* [Items]:
● ● ●

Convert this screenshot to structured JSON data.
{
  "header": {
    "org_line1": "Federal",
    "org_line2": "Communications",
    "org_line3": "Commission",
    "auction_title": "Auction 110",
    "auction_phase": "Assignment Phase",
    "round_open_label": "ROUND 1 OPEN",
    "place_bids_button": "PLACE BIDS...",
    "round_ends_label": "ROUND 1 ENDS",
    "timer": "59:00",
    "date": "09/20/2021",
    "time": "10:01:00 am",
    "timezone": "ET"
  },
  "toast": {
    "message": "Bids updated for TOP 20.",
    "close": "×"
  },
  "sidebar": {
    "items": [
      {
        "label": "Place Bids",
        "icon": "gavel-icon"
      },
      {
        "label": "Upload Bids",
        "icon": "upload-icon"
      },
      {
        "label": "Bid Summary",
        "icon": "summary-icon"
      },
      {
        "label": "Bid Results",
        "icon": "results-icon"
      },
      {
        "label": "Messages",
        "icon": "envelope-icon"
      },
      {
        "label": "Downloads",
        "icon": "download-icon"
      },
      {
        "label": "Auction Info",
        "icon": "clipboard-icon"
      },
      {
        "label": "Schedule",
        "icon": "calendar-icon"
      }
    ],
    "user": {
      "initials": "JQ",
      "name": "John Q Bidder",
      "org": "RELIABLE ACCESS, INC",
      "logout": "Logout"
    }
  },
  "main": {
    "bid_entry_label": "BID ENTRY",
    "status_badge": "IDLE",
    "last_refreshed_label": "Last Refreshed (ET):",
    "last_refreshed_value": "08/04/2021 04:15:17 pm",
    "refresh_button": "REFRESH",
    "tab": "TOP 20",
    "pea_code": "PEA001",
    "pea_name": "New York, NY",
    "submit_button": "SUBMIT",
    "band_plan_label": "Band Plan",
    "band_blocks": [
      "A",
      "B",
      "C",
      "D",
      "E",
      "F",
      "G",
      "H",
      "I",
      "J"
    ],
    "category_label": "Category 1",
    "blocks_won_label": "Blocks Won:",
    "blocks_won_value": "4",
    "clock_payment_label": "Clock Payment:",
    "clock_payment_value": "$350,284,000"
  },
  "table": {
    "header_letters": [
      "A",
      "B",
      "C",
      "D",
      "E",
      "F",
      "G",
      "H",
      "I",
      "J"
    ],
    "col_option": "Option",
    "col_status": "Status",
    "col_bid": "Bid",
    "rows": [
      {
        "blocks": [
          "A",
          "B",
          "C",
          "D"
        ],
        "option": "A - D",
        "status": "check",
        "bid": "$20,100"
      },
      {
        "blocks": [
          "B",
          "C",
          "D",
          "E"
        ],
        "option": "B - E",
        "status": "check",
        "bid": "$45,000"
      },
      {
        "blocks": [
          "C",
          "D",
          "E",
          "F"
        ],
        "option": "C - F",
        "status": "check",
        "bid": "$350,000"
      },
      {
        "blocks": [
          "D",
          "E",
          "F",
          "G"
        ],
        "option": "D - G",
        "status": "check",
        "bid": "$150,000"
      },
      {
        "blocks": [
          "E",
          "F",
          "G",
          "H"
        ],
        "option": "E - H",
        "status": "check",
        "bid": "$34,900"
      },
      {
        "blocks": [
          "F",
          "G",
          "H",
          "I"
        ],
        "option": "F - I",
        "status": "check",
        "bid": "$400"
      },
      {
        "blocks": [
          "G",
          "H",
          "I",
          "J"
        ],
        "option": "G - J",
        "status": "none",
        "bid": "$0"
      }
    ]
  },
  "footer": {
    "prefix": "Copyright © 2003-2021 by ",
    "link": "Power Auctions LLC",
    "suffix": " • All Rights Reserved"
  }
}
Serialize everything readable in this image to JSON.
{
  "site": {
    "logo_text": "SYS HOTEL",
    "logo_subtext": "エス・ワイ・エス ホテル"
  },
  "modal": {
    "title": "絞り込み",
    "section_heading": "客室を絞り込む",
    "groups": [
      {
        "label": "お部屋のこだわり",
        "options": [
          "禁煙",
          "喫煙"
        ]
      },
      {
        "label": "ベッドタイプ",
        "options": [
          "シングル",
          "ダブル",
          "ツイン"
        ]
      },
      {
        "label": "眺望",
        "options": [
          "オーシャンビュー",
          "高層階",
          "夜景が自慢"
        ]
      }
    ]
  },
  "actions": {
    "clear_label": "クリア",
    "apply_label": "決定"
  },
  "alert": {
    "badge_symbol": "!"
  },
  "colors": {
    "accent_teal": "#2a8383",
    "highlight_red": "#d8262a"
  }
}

● ● ●

* [Exercise]: From the records above, extract each line exactly as shown.

* [The answer]:
Convert this screenshot to structured JSON data.
{
  "header": {
    "org_line1": "Federal",
    "org_line2": "Communications",
    "org_line3": "Commission",
    "auction_title": "Auction 110",
    "auction_phase": "Assignment Phase",
    "round_open_label": "ROUND 1 OPEN",
    "place_bids_button": "PLACE BIDS...",
    "round_ends_label": "ROUND 1 ENDS",
    "timer": "59:00",
    "date": "09/20/2021",
    "time": "10:01:00 am",
    "timezone": "ET"
  },
  "toast": {
    "message": "Bids updated for TOP 20.",
    "close": "×"
  },
  "sidebar": {
    "items": [
      {
        "label": "Place Bids",
        "icon": "gavel-icon"
      },
      {
        "label": "Upload Bids",
        "icon": "upload-icon"
      },
      {
        "label": "Bid Summary",
        "icon": "summary-icon"
      },
      {
        "label": "Bid Results",
        "icon": "results-icon"
      },
      {
        "label": "Messages",
        "icon": "envelope-icon"
      },
      {
        "label": "Downloads",
        "icon": "download-icon"
      },
      {
        "label": "Auction Info",
        "icon": "clipboard-icon"
      },
      {
        "label": "Schedule",
        "icon": "calendar-icon"
      }
    ],
    "user": {
      "initials": "JQ",
      "name": "John Q Bidder",
      "org": "RELIABLE ACCESS, INC",
      "logout": "Logout"
    }
  },
  "main": {
    "bid_entry_label": "BID ENTRY",
    "status_badge": "IDLE",
    "last_refreshed_label": "Last Refreshed (ET):",
    "last_refreshed_value": "08/04/2021 04:15:17 pm",
    "refresh_button": "REFRESH",
    "tab": "TOP 20",
    "pea_code": "PEA001",
    "pea_name": "New York, NY",
    "submit_button": "SUBMIT",
    "band_plan_label": "Band Plan",
    "band_blocks": [
      "A",
      "B",
      "C",
      "D",
      "E",
      "F",
      "G",
      "H",
      "I",
      "J"
    ],
    "category_label": "Category 1",
    "blocks_won_label": "Blocks Won:",
    "blocks_won_value": "4",
    "clock_payment_label": "Clock Payment:",
    "clock_payment_value": "$350,284,000"
  },
  "table": {
    "header_letters": [
      "A",
      "B",
      "C",
      "D",
      "E",
      "F",
      "G",
      "H",
      "I",
      "J"
    ],
    "col_option": "Option",
    "col_status": "Status",
    "col_bid": "Bid",
    "rows": [
      {
        "blocks": [
          "A",
          "B",
          "C",
          "D"
        ],
        "option": "A - D",
        "status": "check",
        "bid": "$20,100"
      },
      {
        "blocks": [
          "B",
          "C",
          "D",
          "E"
        ],
        "option": "B - E",
        "status": "check",
        "bid": "$45,000"
      },
      {
        "blocks": [
          "C",
          "D",
          "E",
          "F"
        ],
        "option": "C - F",
        "status": "check",
        "bid": "$350,000"
      },
      {
        "blocks": [
          "D",
          "E",
          "F",
          "G"
        ],
        "option": "D - G",
        "status": "check",
        "bid": "$150,000"
      },
      {
        "blocks": [
          "E",
          "F",
          "G",
          "H"
        ],
        "option": "E - H",
        "status": "check",
        "bid": "$34,900"
      },
      {
        "blocks": [
          "F",
          "G",
          "H",
          "I"
        ],
        "option": "F - I",
        "status": "check",
        "bid": "$400"
      },
      {
        "blocks": [
          "G",
          "H",
          "I",
          "J"
        ],
        "option": "G - J",
        "status": "none",
        "bid": "$0"
      }
    ]
  },
  "footer": {
    "prefix": "Copyright © 2003-2021 by ",
    "link": "Power Auctions LLC",
    "suffix": " • All Rights Reserved"
  }
}
Serialize everything readable in this image to JSON.
{
  "site": {
    "logo_text": "SYS HOTEL",
    "logo_subtext": "エス・ワイ・エス ホテル"
  },
  "modal": {
    "title": "絞り込み",
    "section_heading": "客室を絞り込む",
    "groups": [
      {
        "label": "お部屋のこだわり",
        "options": [
          "禁煙",
          "喫煙"
        ]
      },
      {
        "label": "ベッドタイプ",
        "options": [
          "シングル",
          "ダブル",
          "ツイン"
        ]
      },
      {
        "label": "眺望",
        "options": [
          "オーシャンビュー",
          "高層階",
          "夜景が自慢"
        ]
      }
    ]
  },
  "actions": {
    "clear_label": "クリア",
    "apply_label": "決定"
  },
  "alert": {
    "badge_symbol": "!"
  },
  "colors": {
    "accent_teal": "#2a8383",
    "highlight_red": "#d8262a"
  }
}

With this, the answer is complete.